** Task inputs **

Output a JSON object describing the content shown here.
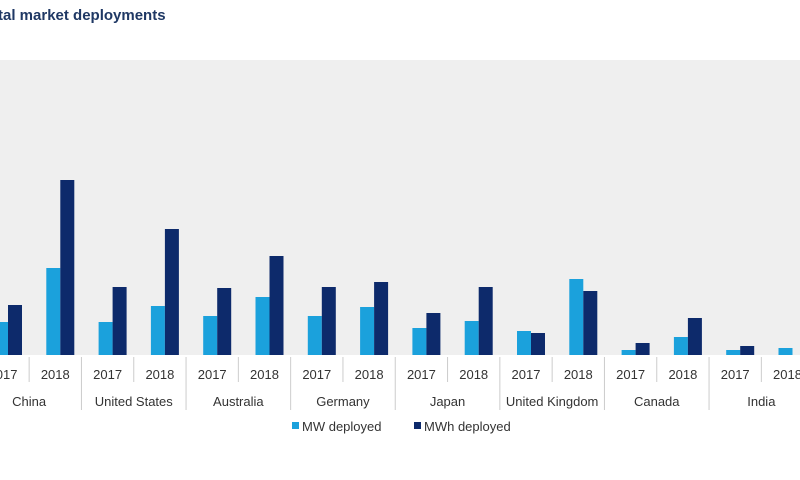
{
  "chart_data": {
    "type": "bar",
    "title": "tal market deployments",
    "categories": [
      "China",
      "United States",
      "Australia",
      "Germany",
      "Japan",
      "United Kingdom",
      "Canada",
      "India"
    ],
    "years": [
      "2017",
      "2018"
    ],
    "series": [
      {
        "name": "MW deployed",
        "color": "#1ba1dc",
        "values": [
          [
            33,
            87
          ],
          [
            33,
            49
          ],
          [
            39,
            58
          ],
          [
            39,
            48
          ],
          [
            27,
            34
          ],
          [
            24,
            76
          ],
          [
            5,
            18
          ],
          [
            5,
            7
          ]
        ]
      },
      {
        "name": "MWh deployed",
        "color": "#0d2a6b",
        "values": [
          [
            50,
            175
          ],
          [
            68,
            126
          ],
          [
            67,
            99
          ],
          [
            68,
            73
          ],
          [
            42,
            68
          ],
          [
            22,
            64
          ],
          [
            12,
            37
          ],
          [
            9,
            null
          ]
        ]
      }
    ],
    "ylim": [
      0,
      295
    ],
    "grid": false,
    "legend_placement": "bottom-center",
    "plot_background": "#efefef"
  }
}
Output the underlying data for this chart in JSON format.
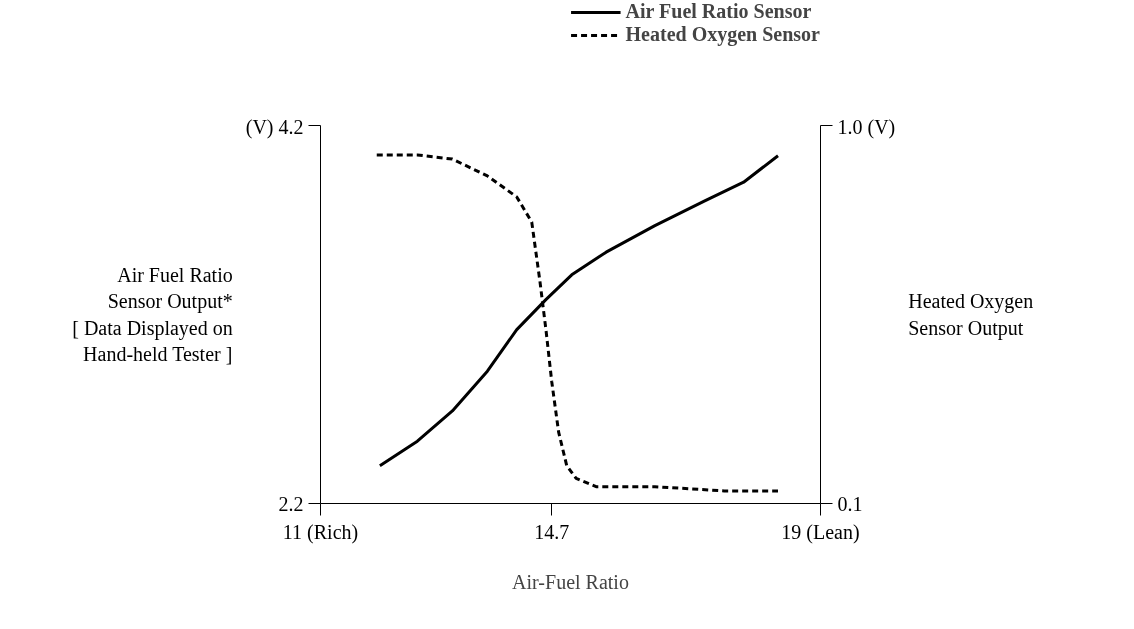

** What is expected **
Copy the listing word for word, excluding its pictures.

** Exercise solution **
Output a JSON object describing the content shown here.
{
  "chart_data": {
    "type": "bar",
    "title": "tal market deployments",
    "categories": [
      "China",
      "United States",
      "Australia",
      "Germany",
      "Japan",
      "United Kingdom",
      "Canada",
      "India"
    ],
    "years": [
      "2017",
      "2018"
    ],
    "series": [
      {
        "name": "MW deployed",
        "color": "#1ba1dc",
        "values": [
          [
            33,
            87
          ],
          [
            33,
            49
          ],
          [
            39,
            58
          ],
          [
            39,
            48
          ],
          [
            27,
            34
          ],
          [
            24,
            76
          ],
          [
            5,
            18
          ],
          [
            5,
            7
          ]
        ]
      },
      {
        "name": "MWh deployed",
        "color": "#0d2a6b",
        "values": [
          [
            50,
            175
          ],
          [
            68,
            126
          ],
          [
            67,
            99
          ],
          [
            68,
            73
          ],
          [
            42,
            68
          ],
          [
            22,
            64
          ],
          [
            12,
            37
          ],
          [
            9,
            null
          ]
        ]
      }
    ],
    "ylim": [
      0,
      295
    ],
    "grid": false,
    "legend_placement": "bottom-center",
    "plot_background": "#efefef"
  }
}
Output the underlying data for this chart in JSON format.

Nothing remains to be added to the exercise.